> _Aim_: Check every line of the material below for "title". Give the number of lines that have it, and only that.

> _Dataset_:
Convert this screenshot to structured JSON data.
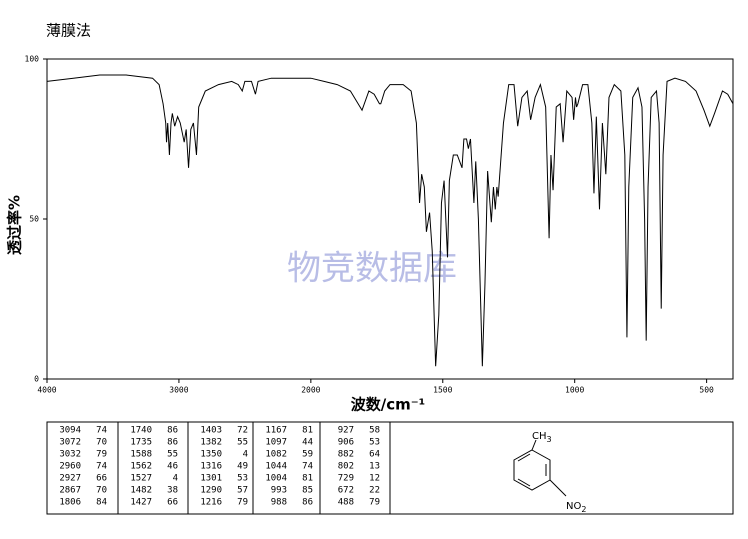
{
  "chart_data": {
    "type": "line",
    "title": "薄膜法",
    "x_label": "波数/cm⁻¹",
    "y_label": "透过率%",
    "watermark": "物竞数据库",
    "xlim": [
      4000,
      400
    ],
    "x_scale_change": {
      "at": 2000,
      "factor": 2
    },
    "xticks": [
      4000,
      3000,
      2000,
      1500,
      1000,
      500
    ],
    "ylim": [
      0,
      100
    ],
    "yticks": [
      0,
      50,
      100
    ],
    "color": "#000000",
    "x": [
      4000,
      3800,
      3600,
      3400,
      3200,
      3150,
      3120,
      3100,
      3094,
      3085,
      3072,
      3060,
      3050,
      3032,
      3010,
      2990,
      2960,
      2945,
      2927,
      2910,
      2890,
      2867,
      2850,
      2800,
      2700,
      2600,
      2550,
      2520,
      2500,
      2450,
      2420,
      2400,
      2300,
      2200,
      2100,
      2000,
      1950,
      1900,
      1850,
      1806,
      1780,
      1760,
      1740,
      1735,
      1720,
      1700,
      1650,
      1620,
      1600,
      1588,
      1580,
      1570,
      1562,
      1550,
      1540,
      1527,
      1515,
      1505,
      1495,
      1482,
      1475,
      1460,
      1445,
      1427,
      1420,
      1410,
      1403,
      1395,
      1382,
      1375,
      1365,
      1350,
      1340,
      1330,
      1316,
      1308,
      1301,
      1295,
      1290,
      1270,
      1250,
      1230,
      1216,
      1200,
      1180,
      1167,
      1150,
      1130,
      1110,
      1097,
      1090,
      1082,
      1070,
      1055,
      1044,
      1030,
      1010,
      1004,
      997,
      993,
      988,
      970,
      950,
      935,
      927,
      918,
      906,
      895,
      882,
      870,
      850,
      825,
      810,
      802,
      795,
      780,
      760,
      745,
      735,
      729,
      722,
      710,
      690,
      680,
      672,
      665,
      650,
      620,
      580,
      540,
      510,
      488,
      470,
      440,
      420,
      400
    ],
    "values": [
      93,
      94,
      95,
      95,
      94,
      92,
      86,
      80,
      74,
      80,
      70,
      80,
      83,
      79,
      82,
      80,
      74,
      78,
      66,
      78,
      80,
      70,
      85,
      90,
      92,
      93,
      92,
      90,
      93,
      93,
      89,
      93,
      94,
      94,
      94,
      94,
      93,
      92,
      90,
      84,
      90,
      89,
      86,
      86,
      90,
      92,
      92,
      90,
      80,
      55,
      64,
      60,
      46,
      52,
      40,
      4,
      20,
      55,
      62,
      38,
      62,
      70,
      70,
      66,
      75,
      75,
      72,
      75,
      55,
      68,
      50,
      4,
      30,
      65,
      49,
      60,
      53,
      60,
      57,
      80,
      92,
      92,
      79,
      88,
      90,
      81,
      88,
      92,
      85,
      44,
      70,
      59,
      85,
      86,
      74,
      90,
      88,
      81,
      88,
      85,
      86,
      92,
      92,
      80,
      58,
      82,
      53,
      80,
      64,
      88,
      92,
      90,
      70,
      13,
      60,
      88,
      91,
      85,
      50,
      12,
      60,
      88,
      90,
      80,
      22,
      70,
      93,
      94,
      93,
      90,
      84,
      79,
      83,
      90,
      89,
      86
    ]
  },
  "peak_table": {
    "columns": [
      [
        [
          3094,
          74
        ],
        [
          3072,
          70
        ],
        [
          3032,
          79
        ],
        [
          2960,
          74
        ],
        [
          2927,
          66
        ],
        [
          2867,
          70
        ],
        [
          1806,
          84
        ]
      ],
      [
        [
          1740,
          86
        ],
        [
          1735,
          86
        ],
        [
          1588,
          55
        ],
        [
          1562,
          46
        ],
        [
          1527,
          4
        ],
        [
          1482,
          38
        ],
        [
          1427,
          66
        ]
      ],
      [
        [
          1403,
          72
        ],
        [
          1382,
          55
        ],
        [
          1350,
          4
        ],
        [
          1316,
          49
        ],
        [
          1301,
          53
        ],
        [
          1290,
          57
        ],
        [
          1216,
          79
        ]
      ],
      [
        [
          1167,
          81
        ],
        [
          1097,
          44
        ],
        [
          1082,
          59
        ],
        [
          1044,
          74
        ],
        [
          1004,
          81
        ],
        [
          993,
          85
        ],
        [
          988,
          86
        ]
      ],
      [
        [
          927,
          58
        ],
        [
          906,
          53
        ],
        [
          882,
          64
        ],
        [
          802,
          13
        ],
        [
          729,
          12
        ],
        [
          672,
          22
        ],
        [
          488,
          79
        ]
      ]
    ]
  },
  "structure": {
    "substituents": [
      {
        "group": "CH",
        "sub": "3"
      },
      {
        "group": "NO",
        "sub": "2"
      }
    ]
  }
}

...

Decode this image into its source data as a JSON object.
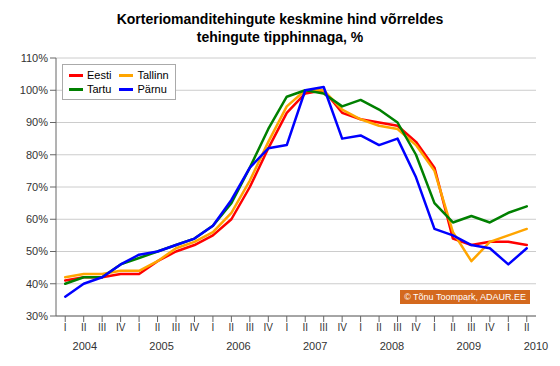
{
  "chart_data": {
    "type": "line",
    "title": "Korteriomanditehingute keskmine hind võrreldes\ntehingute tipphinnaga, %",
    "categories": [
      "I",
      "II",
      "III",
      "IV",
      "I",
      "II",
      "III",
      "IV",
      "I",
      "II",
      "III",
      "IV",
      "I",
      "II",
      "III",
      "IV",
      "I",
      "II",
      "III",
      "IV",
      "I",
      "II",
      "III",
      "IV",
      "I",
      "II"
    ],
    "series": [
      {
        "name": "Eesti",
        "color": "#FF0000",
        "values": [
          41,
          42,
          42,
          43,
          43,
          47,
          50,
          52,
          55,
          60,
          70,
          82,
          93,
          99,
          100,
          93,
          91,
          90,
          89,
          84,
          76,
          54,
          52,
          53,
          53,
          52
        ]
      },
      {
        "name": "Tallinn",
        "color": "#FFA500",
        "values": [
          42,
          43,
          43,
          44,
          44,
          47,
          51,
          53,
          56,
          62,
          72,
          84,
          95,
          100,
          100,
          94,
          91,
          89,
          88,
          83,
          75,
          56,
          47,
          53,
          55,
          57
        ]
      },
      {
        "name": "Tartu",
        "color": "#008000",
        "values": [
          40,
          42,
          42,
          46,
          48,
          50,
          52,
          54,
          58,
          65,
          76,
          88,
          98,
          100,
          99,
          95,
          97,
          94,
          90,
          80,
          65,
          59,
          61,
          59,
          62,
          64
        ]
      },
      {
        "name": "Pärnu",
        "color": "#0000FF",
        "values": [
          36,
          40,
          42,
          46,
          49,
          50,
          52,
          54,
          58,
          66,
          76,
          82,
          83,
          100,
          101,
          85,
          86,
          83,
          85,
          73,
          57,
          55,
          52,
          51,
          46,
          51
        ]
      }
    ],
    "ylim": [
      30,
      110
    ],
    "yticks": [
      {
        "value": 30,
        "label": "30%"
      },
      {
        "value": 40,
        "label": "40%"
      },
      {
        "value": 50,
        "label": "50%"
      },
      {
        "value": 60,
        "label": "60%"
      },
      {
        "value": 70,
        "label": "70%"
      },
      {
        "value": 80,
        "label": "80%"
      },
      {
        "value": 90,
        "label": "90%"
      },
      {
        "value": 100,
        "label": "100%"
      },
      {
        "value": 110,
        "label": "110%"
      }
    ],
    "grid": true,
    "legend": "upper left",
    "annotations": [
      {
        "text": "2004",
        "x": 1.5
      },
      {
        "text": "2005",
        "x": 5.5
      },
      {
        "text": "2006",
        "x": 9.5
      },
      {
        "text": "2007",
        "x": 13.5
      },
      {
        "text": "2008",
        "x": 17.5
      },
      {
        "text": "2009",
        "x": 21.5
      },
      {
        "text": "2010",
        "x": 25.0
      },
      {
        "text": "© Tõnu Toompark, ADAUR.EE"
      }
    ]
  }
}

> _Result of the task_: 2